Work required: Find the lines that hold "first". Report only how many there are.

Dataset content:
——

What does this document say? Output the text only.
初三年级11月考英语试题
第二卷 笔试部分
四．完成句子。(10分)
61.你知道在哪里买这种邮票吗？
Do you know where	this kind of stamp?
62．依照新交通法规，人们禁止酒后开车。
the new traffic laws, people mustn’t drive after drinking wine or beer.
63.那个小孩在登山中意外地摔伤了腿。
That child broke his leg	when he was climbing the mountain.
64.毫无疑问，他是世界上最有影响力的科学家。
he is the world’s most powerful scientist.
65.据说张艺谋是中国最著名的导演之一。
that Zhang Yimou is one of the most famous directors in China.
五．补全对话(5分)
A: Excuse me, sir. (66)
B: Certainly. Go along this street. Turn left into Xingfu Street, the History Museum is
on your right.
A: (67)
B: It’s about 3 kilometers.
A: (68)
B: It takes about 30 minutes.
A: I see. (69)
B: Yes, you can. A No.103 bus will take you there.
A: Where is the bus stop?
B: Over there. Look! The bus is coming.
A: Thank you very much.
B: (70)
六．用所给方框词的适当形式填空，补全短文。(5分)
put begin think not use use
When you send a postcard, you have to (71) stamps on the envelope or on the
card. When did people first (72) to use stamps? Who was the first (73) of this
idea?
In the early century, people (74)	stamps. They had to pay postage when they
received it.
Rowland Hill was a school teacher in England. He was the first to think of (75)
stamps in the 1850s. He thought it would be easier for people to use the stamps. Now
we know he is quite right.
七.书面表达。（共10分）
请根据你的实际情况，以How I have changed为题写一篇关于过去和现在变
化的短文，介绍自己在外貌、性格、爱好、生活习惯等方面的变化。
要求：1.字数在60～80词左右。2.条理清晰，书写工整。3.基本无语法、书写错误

——

The solution: 2